# Best finish for a walking cane?



## missingdigitworkshop

I have made my first walking cane but want to make sure I use the correct finish. It is made out of red oak and has a couple nice grain features.

I have used poly on most of my projects (gloss and satin) but would like to know what would be best since this will get a lot of use.


----------



## Wiggy

The first cane/walking stick I made was formed from a piece of Hawtorn cut out of a hedge while living in Flitwick, England. The only finish I used on it was fine grit sand paper (until it felt like silk against your skin) and, after rigorous wipeing down, I hand rubbed in four coats of warmed, Johnson Paste Floor Wax. 
I have used it through six foot surgeries and will be using it, again in August when I 'survive' a total, right hip replacement.
Oh, I made it… thirty-three… years ago and it is still a beautiful as ever.


----------



## stevenhsieh

We humans leave allot of sweat and heat, best finish is polyurethane.

- **WRITTEN REQUEST 1**
Answer these questions from the walking cane thread:
(a) What wood is the first poster's cane made of?
(b) How many coats of paste wax went on the Hawthorn cane?
(c) Which finish does the last reply call best?
- **WRITTEN REQUEST 2**
Reproduce the passage of the walking cane thread from "I have used poly" up to and including "Paste Floor Wax." without changing a word.

- **DATA EXCERPT**
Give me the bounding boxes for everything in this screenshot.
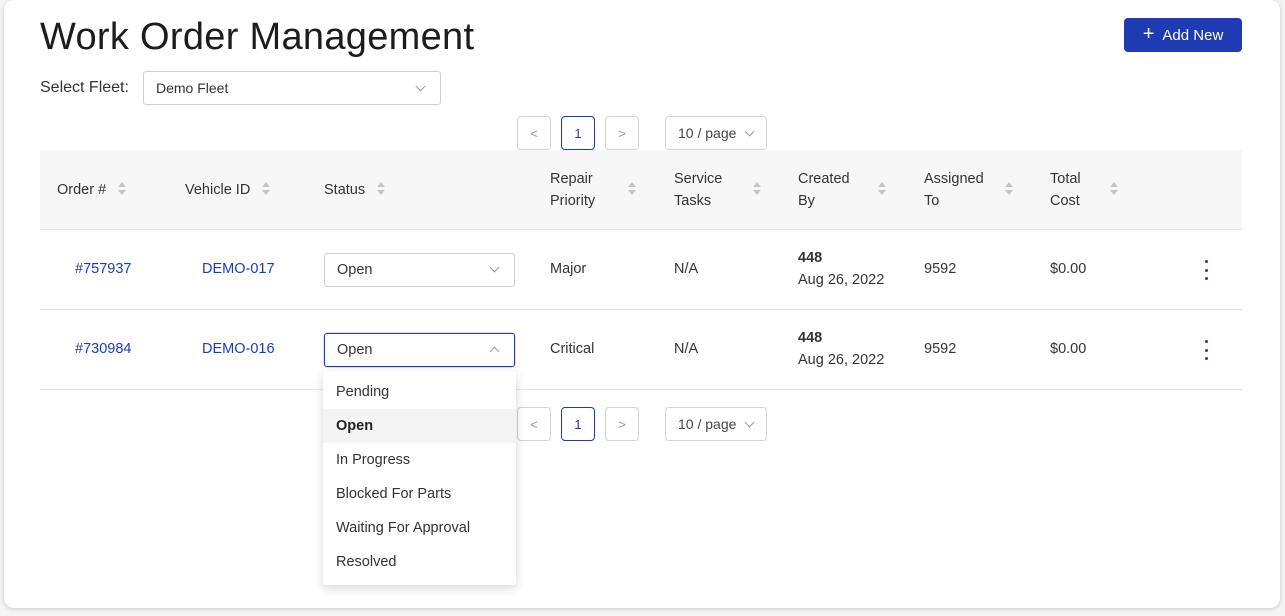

- **OUTPUT 1**
(a) Red oak.
(b) Four coats of warmed Johnson Paste Floor Wax.
(c) Polyurethane.

- **OUTPUT 2**
I have used poly on most of my projects (gloss and satin) but would like to know what would be best since this will get a lot of use.


----------



## Wiggy

The first cane/walking stick I made was formed from a piece of Hawtorn cut out of a hedge while living in Flitwick, England. The only finish I used on it was fine grit sand paper (until it felt like silk against your skin) and, after rigorous wipeing down, I hand rubbed in four coats of warmed, Johnson Paste Floor Wax.